◆ EXTRACTED ENTRIES:
###

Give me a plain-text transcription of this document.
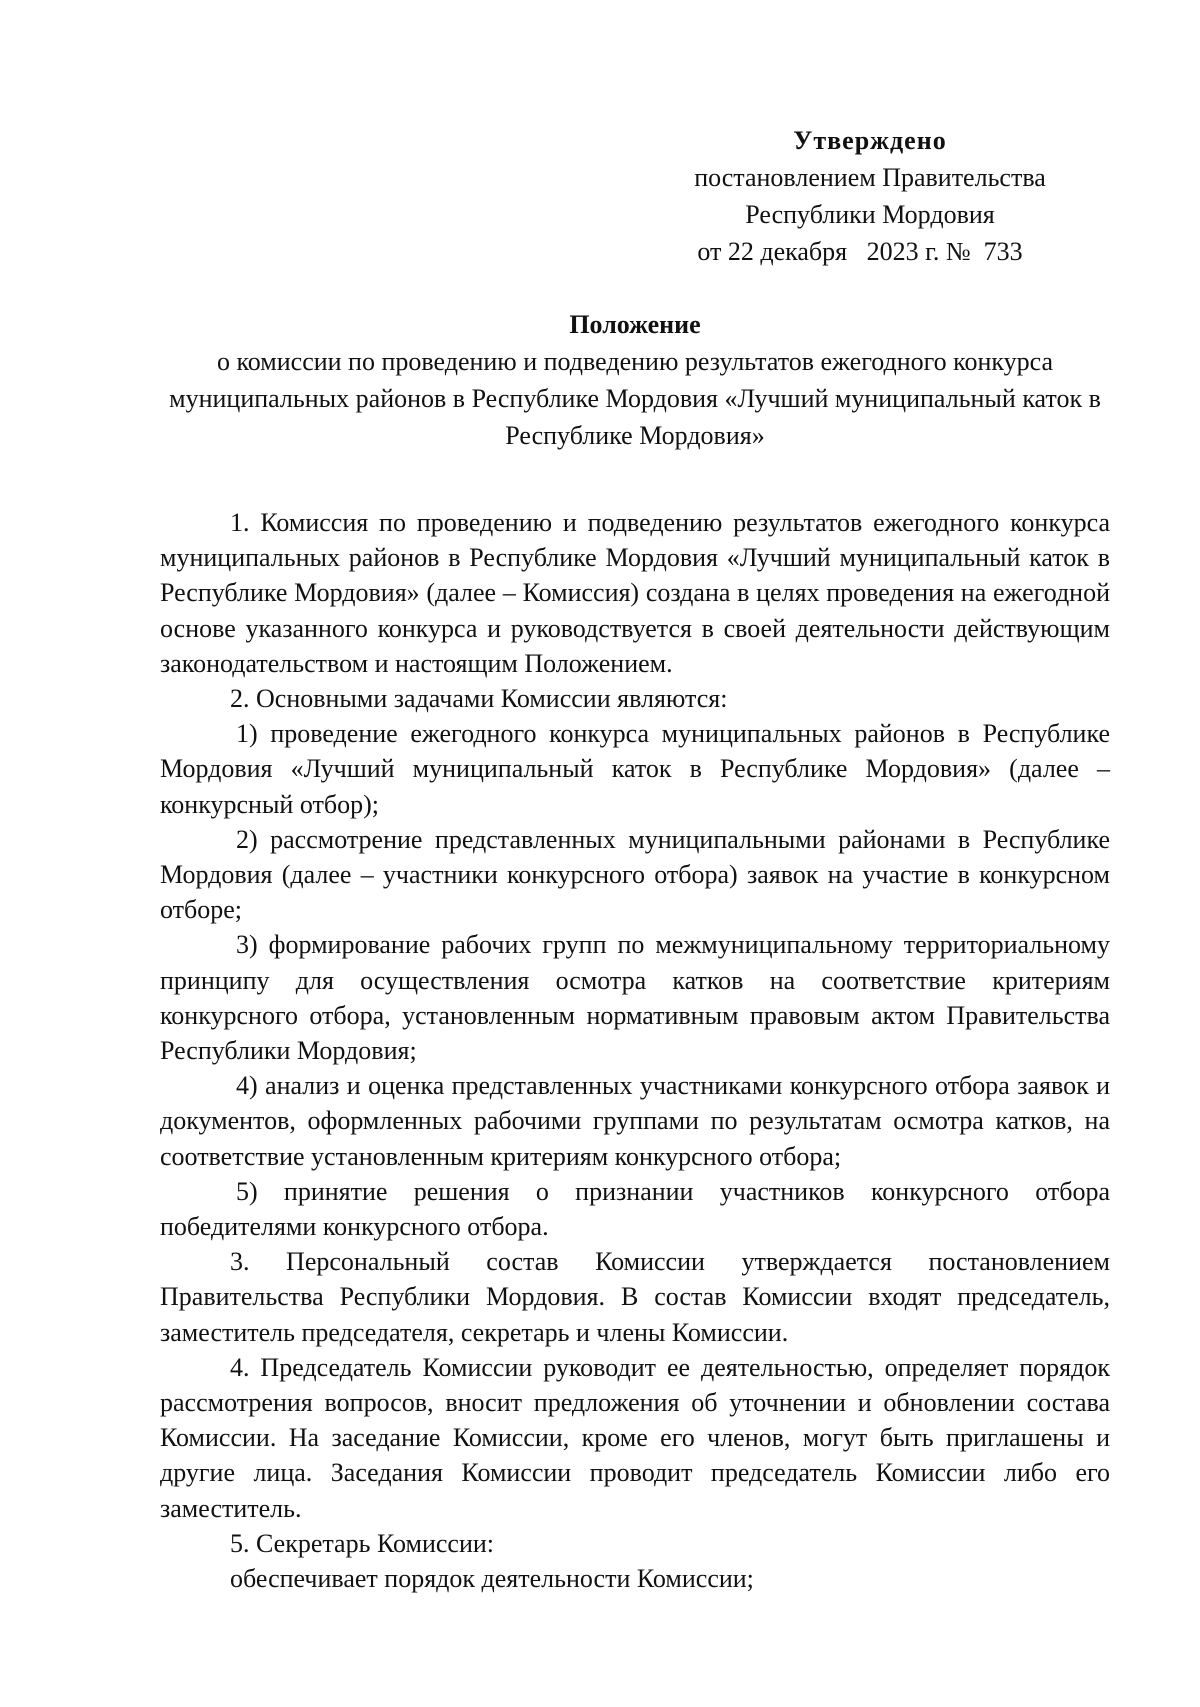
Утверждено
постановлением Правительства
Республики Мордовия
от 22 декабря   2023 г. №  733
Положение
о комиссии по проведению и подведению результатов ежегодного конкурса муниципальных районов в Республике Мордовия «Лучший муниципальный каток в Республике Мордовия»

1. Комиссия по проведению и подведению результатов ежегодного конкурса муниципальных районов в Республике Мордовия «Лучший муниципальный каток в Республике Мордовия» (далее – Комиссия) создана в целях проведения на ежегодной основе указанного конкурса и руководствуется в своей деятельности действующим законодательством и настоящим Положением.

2. Основными задачами Комиссии являются:

1) проведение ежегодного конкурса муниципальных районов в Республике Мордовия «Лучший муниципальный каток в Республике Мордовия» (далее – конкурсный отбор);

2) рассмотрение представленных муниципальными районами в Республике Мордовия (далее – участники конкурсного отбора) заявок на участие в конкурсном отборе;

3) формирование рабочих групп по межмуниципальному территориальному принципу для осуществления осмотра катков на соответствие критериям конкурсного отбора, установленным нормативным правовым актом Правительства Республики Мордовия;

4) анализ и оценка представленных участниками конкурсного отбора заявок и документов, оформленных рабочими группами по результатам осмотра катков, на соответствие установленным критериям конкурсного отбора;

5) принятие решения о признании участников конкурсного отбора победителями конкурсного отбора.

3. Персональный состав Комиссии утверждается постановлением Правительства Республики Мордовия. В состав Комиссии входят председатель, заместитель председателя, секретарь и члены Комиссии.

4. Председатель Комиссии руководит ее деятельностью, определяет порядок рассмотрения вопросов, вносит предложения об уточнении и обновлении состава Комиссии. На заседание Комиссии, кроме его членов, могут быть приглашены и другие лица. Заседания Комиссии проводит председатель Комиссии либо его заместитель.

5. Секретарь Комиссии:

обеспечивает порядок деятельности Комиссии;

###

◆ TASK TO COMPLETE: Above are the records. Copy every line in them holding "постановлением".

◆ SOLUTION TO THIS TASK:
постановлением Правительства
3. Персональный состав Комиссии утверждается постановлением Правительства Республики Мордовия. В состав Комиссии входят председатель, заместитель председателя, секретарь и члены Комиссии.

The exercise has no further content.